Marc Badal
Mural Libro Abierto. Juzbado (Salamanca). Autores: Joaquín Vila y Pablo S. Herrero
De noche, vistas desde el espacio exterior, las aglomeraciones urbanas dibujan una constelación de manchas incandescentes en la Tierra. Entre ellas, una trama casi continua de puntos luminosos salpica el fondo que permanece en la oscuridad. El medio rural es esta zona que todavía no ha sido iluminada.
El contraste lumínico que imprimen las ciudades sobre la faz dormida de los continentes puede entenderse como la materialización gráfica de la metáfora que ha vertebrado la modernidad: la luz de la razón imponiéndose a las tinieblas. Lo rural, en su condición de realidad invisible, solamente aparece en escena cuando se ve señalado. Cuando alguien dirige los focos hacia ese territorio oculto, como si de un interrogatorio policial se tratara, debe responder ante las conjeturas de quien tiene el poder de formular las preguntas. Es la ciudad, o determinados sectores sociales que la habitan, quien se escuda tras la lámpara que deslumbra al sospechoso.
Su poder reside en el control de la esfera económica, política y militar. Los ministerios y los parlamentos, las sedes centrales de los bancos o los cuarteles generales no se hallan por casualidad en el corazón de las capitales, pero es, quizás, el poder cultural de la ciudad el más inapelable. A diferencia de lo que ocurre en los otros ámbitos, en el terreno del discurso y del relato, la ciudad no necesita al medio rural para abastecerse de materias primas —recursos materiales, mano de obra, votantes, reclutas...— o para depositar las excrecencias y nocividades que, forzosamente, debe externalizar. En el terreno de lo cultural, la ciudad se basta a sí misma para indagar, definir, nombrar y caracterizar todo cuanto existe.
Lo urbano, por supuesto, cuenta con su propia marginalidad, pero el simple hecho de vernos obligados a reconocer la esencia heterogénea y conflictiva de la ciudad, constituye una prueba más de su dominio. No se puede pensar en ella sin atender a sus propias contradicciones y, sin embargo, nadie se extraña por tratar el mundo rural como si fuera una realidad singular y monolítica.
Es evidente que bajo la geografía laminada impuesta por la industrialización de las actividades agrarias, o por el abandono, en aquellas zonas que no han sido capaces de aguantar el ritmo de la modernización, los rasgos que permitían orientarse a través de los distintos universos de la ruralidad se desvanecen. La uniformización que nos impide saber a qué ciudad estamos llegando cuando atravesamos sus arrabales de polígonos y nudos viarios se está extendiendo al conjunto del territorio. En un plano topográfico y, sobre todo, antropológico.

[Entradas de anotación espacial]
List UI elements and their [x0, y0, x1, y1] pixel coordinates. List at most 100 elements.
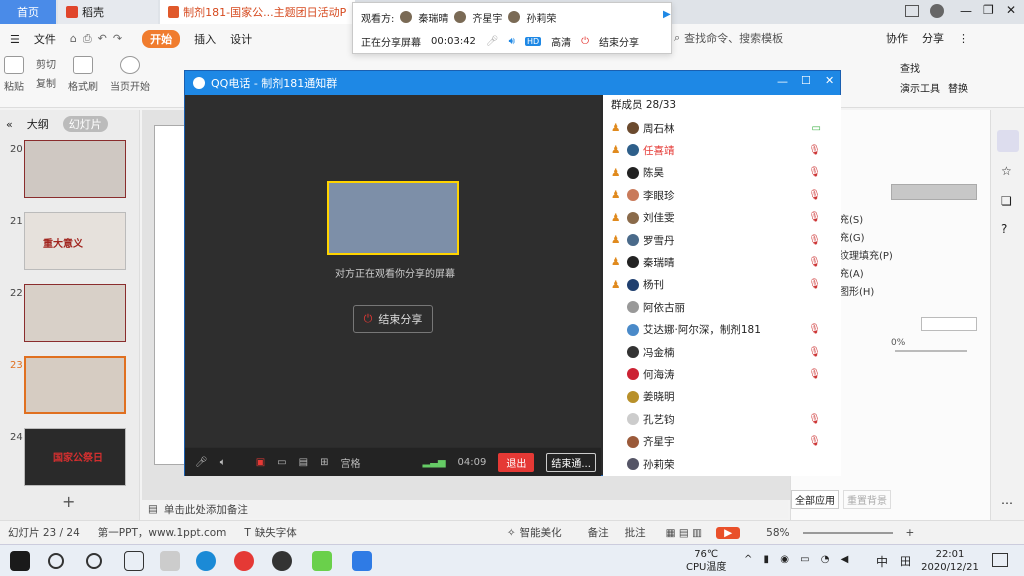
find-button[interactable]: 查找: [900, 60, 920, 75]
quality-button[interactable]: 高清: [551, 34, 571, 49]
notification-icon[interactable]: [992, 553, 1008, 567]
end-call-button[interactable]: 结束通...: [546, 452, 596, 472]
ime-icon[interactable]: 田: [900, 553, 911, 569]
qq-taskbar-icon[interactable]: [272, 551, 292, 571]
quick-access-icons[interactable]: ⌂⎙↶↷: [70, 32, 128, 46]
presentation-tools-button[interactable]: 演示工具: [900, 80, 940, 95]
tab-slides[interactable]: 幻灯片: [62, 116, 108, 132]
slideshow-play-icon[interactable]: ▶: [716, 526, 741, 539]
app-icon[interactable]: [160, 551, 180, 571]
microphone-icon[interactable]: 🎤︎: [486, 36, 499, 47]
member-row[interactable]: ♟ 刘佳雯 🎙︎: [611, 207, 833, 229]
slide-thumbnail[interactable]: [24, 140, 126, 198]
more-icon[interactable]: ⋯: [1001, 496, 1013, 510]
menu-design[interactable]: 设计: [230, 31, 252, 47]
notes-button[interactable]: 备注: [588, 525, 609, 540]
comments-button[interactable]: 批注: [625, 525, 646, 540]
color-dropdown[interactable]: [891, 184, 977, 200]
beautify-button[interactable]: 智能美化: [520, 525, 562, 540]
member-row[interactable]: ♟ 李眼珍 🎙︎: [611, 184, 833, 206]
close-icon[interactable]: ✕: [825, 74, 834, 87]
window-layout-icon[interactable]: [905, 5, 919, 17]
transparency-dropdown[interactable]: [921, 317, 977, 331]
qq-end-share-button[interactable]: ⏻ 结束分享: [353, 305, 433, 333]
properties-icon[interactable]: [997, 130, 1019, 152]
cortana-icon[interactable]: [86, 553, 102, 569]
notes-placeholder[interactable]: 单击此处添加备注: [164, 502, 248, 517]
member-row[interactable]: 孙莉荣: [611, 453, 833, 475]
zoom-slider[interactable]: [803, 531, 894, 534]
member-row[interactable]: 姜晓明: [611, 386, 833, 408]
user-avatar[interactable]: [930, 4, 944, 18]
grid-view-button[interactable]: 宫格: [340, 455, 360, 470]
presenter-icon[interactable]: ▤: [299, 457, 308, 468]
zoom-in-icon[interactable]: +: [905, 527, 914, 539]
fill-option[interactable]: 充(S): [839, 212, 893, 230]
tab-daoke[interactable]: 稻壳: [58, 0, 158, 24]
tab-home[interactable]: 首页: [0, 0, 56, 24]
cut-button[interactable]: 剪切 复制: [36, 56, 56, 106]
member-row[interactable]: 冯金楠 🎙︎: [611, 341, 833, 363]
member-row[interactable]: ♟ 周石林 ▭: [611, 117, 833, 139]
help-icon[interactable]: ?: [1001, 222, 1007, 236]
missing-font-button[interactable]: 缺失字体: [255, 525, 297, 540]
maximize-icon[interactable]: ☐: [801, 74, 811, 87]
input-language[interactable]: 中: [876, 553, 888, 570]
close-icon[interactable]: ✕: [1006, 3, 1016, 17]
exit-button[interactable]: 退出: [498, 452, 535, 472]
wps-icon[interactable]: [352, 551, 372, 571]
slide-thumbnail-selected[interactable]: [24, 356, 126, 414]
minimize-icon[interactable]: —: [960, 4, 972, 18]
task-view-icon[interactable]: [124, 551, 144, 571]
slide-thumbnail[interactable]: [24, 284, 126, 342]
fill-option[interactable]: 纹理填充(P): [839, 248, 893, 266]
slide-thumbnail[interactable]: 重大意义: [24, 212, 126, 270]
more-icon[interactable]: ⋮: [958, 32, 969, 45]
replace-button[interactable]: 替换: [948, 80, 968, 95]
template-name[interactable]: 第一PPT，www.1ppt.com: [98, 525, 227, 540]
member-row[interactable]: 齐星宇 🎙︎: [611, 431, 833, 453]
apply-all-button[interactable]: 全部应用: [791, 490, 839, 509]
speaker-icon[interactable]: 🔈︎: [220, 457, 226, 468]
collab-button[interactable]: 协作: [886, 30, 908, 46]
collapse-icon[interactable]: «: [6, 118, 13, 131]
menu-file[interactable]: 文件: [34, 31, 56, 47]
star-icon[interactable]: ☆: [1001, 164, 1012, 178]
member-row[interactable]: ♟ 罗雪丹 🎙︎: [611, 229, 833, 251]
member-row[interactable]: ♟ 陈昊 🎙︎: [611, 162, 833, 184]
member-row[interactable]: 何海涛 🎙︎: [611, 363, 833, 385]
microphone-icon[interactable]: 🎤︎: [195, 457, 208, 468]
tab-outline[interactable]: 大纲: [27, 116, 49, 132]
fill-option[interactable]: 图形(H): [839, 284, 893, 302]
share-button[interactable]: 分享: [922, 30, 944, 46]
grid-icon[interactable]: ⊞: [320, 457, 328, 468]
windows-start-icon[interactable]: [10, 551, 30, 571]
transparency-slider[interactable]: [895, 350, 967, 352]
camera-off-icon[interactable]: ▣: [256, 457, 265, 468]
member-row[interactable]: 阿依古丽: [611, 296, 833, 318]
command-search[interactable]: 查找命令、搜索模板: [684, 30, 783, 46]
copy-icon[interactable]: ❏: [1001, 194, 1012, 208]
slide-thumbnail[interactable]: 国家公祭日: [24, 428, 126, 486]
member-row[interactable]: 艾达娜·阿尔深，制剂181 🎙︎: [611, 319, 833, 341]
menu-start[interactable]: 开始: [142, 30, 181, 48]
fill-option[interactable]: 充(A): [839, 266, 893, 284]
tray-icons[interactable]: ^ ▮ ◉ ▭ ◔ ◀: [744, 554, 852, 565]
speaker-icon[interactable]: 🔊︎: [509, 36, 515, 47]
end-share-button[interactable]: 结束分享: [599, 34, 639, 49]
menu-insert[interactable]: 插入: [194, 31, 216, 47]
member-row[interactable]: ♟ 秦瑞晴 🎙︎: [611, 251, 833, 273]
reset-background-button[interactable]: 重置背景: [843, 490, 891, 509]
netease-music-icon[interactable]: [234, 551, 254, 571]
minimize-icon[interactable]: —: [777, 75, 788, 88]
expand-arrow-icon[interactable]: ▶: [663, 9, 671, 20]
paste-button[interactable]: 粘贴: [4, 56, 24, 106]
member-row[interactable]: ♟ 杨刊 🎙︎: [611, 274, 833, 296]
player-icon[interactable]: [312, 551, 332, 571]
zoom-level[interactable]: 58%: [766, 527, 789, 539]
add-slide-button[interactable]: +: [62, 492, 75, 511]
clock-time[interactable]: 22:01: [920, 548, 980, 561]
edge-icon[interactable]: [196, 551, 216, 571]
view-buttons[interactable]: ▦ ▤ ▥: [666, 527, 702, 539]
screen-share-icon[interactable]: ▭: [277, 457, 286, 468]
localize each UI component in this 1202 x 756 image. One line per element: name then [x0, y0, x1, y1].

> **Qué hay que hacer**
Responde a estas preguntas sobre el texto acerca del medio rural y la ciudad:
(a) ¿Qué metáfora ha vertebrado la modernidad?
(b) ¿En qué lugar se hallan los ministerios, los parlamentos, las sedes centrales de los bancos y los cuarteles generales?
(c) ¿Qué fenómeno se está extendiendo al conjunto del territorio?

> **Respuesta**
(a) La metáfora que ha vertebrado la modernidad es la luz de la razón imponiéndose a las tinieblas.
(b) Se hallan en el corazón de las capitales.
(c) Se está extendiendo la uniformización que nos impide saber a qué ciudad estamos llegando cuando atravesamos sus arrabales de polígonos y nudos viarios.